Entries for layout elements
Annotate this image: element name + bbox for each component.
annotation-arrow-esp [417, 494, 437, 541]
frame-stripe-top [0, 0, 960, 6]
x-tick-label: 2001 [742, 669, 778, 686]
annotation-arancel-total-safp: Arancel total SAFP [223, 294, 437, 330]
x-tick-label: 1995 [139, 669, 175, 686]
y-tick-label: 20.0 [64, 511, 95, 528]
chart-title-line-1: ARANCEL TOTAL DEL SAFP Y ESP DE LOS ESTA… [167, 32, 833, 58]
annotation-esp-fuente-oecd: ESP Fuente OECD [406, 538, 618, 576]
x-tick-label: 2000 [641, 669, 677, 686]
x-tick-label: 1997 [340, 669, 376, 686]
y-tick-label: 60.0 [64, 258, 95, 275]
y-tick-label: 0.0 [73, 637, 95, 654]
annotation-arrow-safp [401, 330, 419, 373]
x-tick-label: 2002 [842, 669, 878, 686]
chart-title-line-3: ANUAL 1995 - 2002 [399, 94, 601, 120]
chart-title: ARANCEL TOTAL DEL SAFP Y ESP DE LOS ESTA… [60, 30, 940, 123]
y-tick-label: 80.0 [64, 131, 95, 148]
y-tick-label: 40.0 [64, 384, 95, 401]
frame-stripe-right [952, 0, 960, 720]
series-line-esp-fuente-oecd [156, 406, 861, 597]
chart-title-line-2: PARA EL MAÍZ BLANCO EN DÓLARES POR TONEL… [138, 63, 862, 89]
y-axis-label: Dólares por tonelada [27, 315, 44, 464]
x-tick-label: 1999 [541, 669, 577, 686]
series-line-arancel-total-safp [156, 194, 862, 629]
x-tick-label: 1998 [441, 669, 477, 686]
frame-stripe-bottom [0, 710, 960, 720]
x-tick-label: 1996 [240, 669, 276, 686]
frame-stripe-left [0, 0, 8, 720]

> AIM
Could you give everything from the start of the data down to and including the line containing "chart-title-line-1: ARANCEL TOTAL" as a JSON list of strings, with one string per line and blank lines omitted?

> EXERCISE SOLUTION
[
  "Annotate this image: element name + bbox for each component.",
  "annotation-arrow-esp [417, 494, 437, 541]",
  "frame-stripe-top [0, 0, 960, 6]",
  "x-tick-label: 2001 [742, 669, 778, 686]",
  "annotation-arancel-total-safp: Arancel total SAFP [223, 294, 437, 330]",
  "x-tick-label: 1995 [139, 669, 175, 686]",
  "y-tick-label: 20.0 [64, 511, 95, 528]",
  "chart-title-line-1: ARANCEL TOTAL DEL SAFP Y ESP DE LOS ESTA… [167, 32, 833, 58]"
]